Problem requirements → Repeat every line below exactly as it reads.

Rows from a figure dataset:
• • • • •
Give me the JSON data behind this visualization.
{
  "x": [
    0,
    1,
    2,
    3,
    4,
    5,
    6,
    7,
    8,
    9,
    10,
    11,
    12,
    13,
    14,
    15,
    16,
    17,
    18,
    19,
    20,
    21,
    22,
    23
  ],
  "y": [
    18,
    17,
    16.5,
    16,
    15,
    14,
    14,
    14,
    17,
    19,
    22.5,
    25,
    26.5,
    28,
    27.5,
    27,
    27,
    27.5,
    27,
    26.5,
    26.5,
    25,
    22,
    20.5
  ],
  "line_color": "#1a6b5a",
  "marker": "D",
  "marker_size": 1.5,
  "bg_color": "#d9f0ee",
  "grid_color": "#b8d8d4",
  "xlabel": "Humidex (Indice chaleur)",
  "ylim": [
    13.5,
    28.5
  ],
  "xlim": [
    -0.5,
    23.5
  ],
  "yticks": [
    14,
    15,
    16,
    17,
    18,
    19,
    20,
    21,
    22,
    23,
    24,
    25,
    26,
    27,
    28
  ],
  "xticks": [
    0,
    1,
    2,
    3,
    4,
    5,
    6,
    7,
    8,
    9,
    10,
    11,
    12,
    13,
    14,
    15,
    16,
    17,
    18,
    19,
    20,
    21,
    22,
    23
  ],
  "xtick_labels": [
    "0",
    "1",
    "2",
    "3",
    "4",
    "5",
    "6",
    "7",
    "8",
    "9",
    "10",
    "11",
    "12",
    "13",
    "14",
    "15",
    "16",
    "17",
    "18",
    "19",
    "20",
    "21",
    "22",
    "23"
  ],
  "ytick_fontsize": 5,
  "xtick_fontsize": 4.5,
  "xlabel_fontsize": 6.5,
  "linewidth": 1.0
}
• • • • •
Complete answer →
Give me the JSON data behind this visualization.
{
  "x": [
    0,
    1,
    2,
    3,
    4,
    5,
    6,
    7,
    8,
    9,
    10,
    11,
    12,
    13,
    14,
    15,
    16,
    17,
    18,
    19,
    20,
    21,
    22,
    23
  ],
  "y": [
    18,
    17,
    16.5,
    16,
    15,
    14,
    14,
    14,
    17,
    19,
    22.5,
    25,
    26.5,
    28,
    27.5,
    27,
    27,
    27.5,
    27,
    26.5,
    26.5,
    25,
    22,
    20.5
  ],
  "line_color": "#1a6b5a",
  "marker": "D",
  "marker_size": 1.5,
  "bg_color": "#d9f0ee",
  "grid_color": "#b8d8d4",
  "xlabel": "Humidex (Indice chaleur)",
  "ylim": [
    13.5,
    28.5
  ],
  "xlim": [
    -0.5,
    23.5
  ],
  "yticks": [
    14,
    15,
    16,
    17,
    18,
    19,
    20,
    21,
    22,
    23,
    24,
    25,
    26,
    27,
    28
  ],
  "xticks": [
    0,
    1,
    2,
    3,
    4,
    5,
    6,
    7,
    8,
    9,
    10,
    11,
    12,
    13,
    14,
    15,
    16,
    17,
    18,
    19,
    20,
    21,
    22,
    23
  ],
  "xtick_labels": [
    "0",
    "1",
    "2",
    "3",
    "4",
    "5",
    "6",
    "7",
    "8",
    "9",
    "10",
    "11",
    "12",
    "13",
    "14",
    "15",
    "16",
    "17",
    "18",
    "19",
    "20",
    "21",
    "22",
    "23"
  ],
  "ytick_fontsize": 5,
  "xtick_fontsize": 4.5,
  "xlabel_fontsize": 6.5,
  "linewidth": 1.0
}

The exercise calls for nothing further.